§ **STORED DATA**:
══════════
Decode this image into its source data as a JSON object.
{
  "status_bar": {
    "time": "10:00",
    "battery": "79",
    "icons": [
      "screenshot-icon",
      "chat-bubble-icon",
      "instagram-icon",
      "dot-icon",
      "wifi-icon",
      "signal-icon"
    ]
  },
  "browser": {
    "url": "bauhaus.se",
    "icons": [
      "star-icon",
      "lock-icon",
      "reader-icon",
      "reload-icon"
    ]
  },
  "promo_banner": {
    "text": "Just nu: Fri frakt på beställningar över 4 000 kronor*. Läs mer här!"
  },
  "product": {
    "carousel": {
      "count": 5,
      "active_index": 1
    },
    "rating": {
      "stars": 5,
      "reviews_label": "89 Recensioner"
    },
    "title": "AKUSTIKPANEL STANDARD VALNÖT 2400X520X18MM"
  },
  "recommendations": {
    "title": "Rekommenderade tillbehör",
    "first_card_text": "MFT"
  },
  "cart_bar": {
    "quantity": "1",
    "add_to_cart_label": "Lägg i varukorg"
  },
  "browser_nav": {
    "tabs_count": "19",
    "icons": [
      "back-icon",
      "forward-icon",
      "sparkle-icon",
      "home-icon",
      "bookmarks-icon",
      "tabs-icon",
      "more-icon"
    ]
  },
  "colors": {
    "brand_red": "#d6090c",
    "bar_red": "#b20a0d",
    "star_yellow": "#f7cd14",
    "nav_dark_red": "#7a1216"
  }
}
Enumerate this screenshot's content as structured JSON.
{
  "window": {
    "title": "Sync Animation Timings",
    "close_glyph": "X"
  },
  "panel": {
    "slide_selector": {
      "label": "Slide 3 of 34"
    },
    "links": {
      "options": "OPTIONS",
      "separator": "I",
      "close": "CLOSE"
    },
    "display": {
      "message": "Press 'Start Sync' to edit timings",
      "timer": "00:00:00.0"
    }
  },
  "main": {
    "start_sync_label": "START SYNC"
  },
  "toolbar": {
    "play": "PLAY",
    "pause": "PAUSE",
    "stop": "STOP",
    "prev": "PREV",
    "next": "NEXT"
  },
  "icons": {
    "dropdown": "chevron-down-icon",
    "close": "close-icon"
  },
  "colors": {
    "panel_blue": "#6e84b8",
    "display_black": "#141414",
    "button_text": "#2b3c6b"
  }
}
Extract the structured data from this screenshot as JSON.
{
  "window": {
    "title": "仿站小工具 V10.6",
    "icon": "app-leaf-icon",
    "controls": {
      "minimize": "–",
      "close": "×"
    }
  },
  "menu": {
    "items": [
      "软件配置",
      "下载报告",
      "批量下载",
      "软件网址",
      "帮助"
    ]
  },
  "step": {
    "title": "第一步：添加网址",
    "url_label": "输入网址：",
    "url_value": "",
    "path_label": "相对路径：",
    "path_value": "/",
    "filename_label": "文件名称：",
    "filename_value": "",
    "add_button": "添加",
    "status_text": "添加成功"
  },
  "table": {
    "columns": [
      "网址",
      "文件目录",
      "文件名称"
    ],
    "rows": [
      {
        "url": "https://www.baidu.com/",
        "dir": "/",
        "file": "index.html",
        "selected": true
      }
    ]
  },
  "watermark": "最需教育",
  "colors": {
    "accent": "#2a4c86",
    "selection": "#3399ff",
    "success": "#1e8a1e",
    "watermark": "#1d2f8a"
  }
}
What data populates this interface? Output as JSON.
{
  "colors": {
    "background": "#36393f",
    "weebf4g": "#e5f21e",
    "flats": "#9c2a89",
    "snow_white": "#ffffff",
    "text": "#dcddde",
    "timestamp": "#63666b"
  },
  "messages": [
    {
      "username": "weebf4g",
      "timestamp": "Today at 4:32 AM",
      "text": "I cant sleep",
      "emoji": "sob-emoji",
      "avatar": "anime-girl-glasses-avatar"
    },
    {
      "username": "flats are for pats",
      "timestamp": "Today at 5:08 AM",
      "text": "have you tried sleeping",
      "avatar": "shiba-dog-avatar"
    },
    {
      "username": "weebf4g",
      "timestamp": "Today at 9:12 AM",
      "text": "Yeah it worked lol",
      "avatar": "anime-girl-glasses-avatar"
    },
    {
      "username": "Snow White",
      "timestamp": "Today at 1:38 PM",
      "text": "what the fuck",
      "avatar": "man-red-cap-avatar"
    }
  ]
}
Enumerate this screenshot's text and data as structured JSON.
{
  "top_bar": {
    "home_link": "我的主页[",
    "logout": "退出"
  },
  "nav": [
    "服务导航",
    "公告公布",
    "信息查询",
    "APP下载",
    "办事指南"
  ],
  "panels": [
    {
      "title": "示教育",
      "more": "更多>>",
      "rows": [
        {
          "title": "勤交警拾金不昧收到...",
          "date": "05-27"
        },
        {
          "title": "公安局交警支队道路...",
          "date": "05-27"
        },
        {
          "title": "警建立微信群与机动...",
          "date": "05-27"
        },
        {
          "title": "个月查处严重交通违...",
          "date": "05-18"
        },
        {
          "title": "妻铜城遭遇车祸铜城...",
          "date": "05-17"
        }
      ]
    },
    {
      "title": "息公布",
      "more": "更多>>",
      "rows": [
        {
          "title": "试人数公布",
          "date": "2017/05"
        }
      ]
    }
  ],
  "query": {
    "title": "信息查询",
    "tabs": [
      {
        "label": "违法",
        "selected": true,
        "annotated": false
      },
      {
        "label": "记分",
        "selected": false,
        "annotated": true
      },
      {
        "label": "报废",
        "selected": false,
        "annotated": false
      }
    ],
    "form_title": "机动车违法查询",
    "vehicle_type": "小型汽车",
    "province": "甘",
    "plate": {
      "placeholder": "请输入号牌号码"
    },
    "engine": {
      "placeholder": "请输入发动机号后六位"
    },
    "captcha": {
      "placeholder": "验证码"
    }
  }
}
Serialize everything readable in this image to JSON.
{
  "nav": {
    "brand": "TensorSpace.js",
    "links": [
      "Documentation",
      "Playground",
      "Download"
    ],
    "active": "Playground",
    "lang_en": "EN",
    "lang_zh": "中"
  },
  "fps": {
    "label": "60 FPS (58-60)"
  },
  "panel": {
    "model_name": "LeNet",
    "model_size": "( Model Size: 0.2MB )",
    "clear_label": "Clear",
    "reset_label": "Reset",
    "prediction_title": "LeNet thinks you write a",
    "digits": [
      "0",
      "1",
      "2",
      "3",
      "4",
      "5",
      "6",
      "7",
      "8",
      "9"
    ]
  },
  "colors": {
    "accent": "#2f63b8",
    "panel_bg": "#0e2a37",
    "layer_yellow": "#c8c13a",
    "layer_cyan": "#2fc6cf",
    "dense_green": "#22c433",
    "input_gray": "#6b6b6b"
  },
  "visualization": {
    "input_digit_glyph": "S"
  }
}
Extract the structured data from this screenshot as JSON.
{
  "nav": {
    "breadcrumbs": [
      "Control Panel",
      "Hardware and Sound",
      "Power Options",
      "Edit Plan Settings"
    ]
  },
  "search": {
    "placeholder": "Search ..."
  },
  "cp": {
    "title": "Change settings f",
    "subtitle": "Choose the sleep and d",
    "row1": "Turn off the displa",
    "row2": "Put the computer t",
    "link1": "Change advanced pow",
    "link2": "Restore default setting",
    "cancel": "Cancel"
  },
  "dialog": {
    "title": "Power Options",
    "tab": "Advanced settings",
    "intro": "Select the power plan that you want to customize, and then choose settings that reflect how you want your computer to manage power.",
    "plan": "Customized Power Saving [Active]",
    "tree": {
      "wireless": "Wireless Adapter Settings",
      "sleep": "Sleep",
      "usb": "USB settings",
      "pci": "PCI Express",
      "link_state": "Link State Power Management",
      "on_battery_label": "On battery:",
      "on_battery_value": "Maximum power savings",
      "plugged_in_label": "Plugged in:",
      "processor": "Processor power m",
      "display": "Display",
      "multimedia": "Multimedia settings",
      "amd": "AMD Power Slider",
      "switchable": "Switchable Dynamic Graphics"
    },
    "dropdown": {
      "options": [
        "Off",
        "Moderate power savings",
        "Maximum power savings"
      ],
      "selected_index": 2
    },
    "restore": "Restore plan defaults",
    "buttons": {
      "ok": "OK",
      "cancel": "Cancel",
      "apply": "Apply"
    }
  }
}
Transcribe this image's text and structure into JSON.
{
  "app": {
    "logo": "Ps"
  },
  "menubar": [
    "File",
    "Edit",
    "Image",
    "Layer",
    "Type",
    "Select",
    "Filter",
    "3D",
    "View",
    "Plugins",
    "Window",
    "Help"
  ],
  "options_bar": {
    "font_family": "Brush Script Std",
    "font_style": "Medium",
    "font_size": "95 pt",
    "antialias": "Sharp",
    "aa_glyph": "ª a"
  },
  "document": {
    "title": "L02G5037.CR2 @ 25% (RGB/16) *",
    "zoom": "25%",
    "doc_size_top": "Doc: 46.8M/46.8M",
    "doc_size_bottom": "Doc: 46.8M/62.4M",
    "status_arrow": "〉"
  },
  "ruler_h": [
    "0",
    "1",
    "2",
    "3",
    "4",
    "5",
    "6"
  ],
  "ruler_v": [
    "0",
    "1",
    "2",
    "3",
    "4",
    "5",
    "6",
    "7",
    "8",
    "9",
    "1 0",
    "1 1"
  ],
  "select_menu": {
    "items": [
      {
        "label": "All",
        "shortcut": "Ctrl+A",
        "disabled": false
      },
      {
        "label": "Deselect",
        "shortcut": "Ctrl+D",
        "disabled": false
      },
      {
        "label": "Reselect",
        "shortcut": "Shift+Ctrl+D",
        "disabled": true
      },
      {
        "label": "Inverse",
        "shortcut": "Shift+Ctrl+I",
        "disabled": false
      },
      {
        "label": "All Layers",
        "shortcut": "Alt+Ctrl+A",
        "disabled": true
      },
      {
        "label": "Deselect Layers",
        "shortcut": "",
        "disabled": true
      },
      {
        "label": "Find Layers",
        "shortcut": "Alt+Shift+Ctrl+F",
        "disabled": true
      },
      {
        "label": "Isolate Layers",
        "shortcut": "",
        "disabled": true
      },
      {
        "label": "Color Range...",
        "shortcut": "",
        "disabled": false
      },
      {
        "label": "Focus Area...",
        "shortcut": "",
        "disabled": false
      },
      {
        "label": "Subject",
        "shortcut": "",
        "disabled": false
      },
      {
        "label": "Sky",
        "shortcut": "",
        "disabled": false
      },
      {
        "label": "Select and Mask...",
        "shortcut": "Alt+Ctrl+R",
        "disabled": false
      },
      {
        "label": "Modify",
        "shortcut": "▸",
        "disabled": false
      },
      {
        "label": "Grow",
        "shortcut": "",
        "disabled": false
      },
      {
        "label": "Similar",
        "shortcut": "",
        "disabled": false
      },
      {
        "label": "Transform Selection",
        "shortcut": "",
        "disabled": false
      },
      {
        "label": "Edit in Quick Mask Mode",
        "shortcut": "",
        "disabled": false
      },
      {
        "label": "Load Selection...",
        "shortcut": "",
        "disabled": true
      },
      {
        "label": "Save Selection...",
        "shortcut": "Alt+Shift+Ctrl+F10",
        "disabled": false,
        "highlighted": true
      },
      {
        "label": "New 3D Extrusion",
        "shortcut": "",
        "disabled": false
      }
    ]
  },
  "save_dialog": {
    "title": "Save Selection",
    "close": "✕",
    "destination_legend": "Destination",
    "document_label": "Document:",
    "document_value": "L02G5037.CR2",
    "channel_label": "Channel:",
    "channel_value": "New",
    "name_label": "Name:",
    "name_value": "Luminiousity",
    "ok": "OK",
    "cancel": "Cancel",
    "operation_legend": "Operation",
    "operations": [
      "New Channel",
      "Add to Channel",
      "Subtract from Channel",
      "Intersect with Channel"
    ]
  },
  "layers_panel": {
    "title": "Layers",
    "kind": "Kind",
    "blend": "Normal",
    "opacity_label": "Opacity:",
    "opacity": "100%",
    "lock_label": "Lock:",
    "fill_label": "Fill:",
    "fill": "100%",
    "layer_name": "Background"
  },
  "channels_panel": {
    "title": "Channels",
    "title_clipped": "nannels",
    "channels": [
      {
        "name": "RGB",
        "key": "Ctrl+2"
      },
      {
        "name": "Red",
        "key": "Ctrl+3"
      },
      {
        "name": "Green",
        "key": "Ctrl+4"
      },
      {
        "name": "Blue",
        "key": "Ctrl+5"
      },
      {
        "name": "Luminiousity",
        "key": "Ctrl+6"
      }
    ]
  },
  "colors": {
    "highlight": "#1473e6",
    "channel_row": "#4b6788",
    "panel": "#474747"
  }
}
══════════
§ **TASK DESCRIPTION**:
Read the data above and pull out each line that holds the string "Maximum".

§ **RESPONSE TO THIS EXERCISE**:
      "on_battery_value": "Maximum power savings",
        "Maximum power savings"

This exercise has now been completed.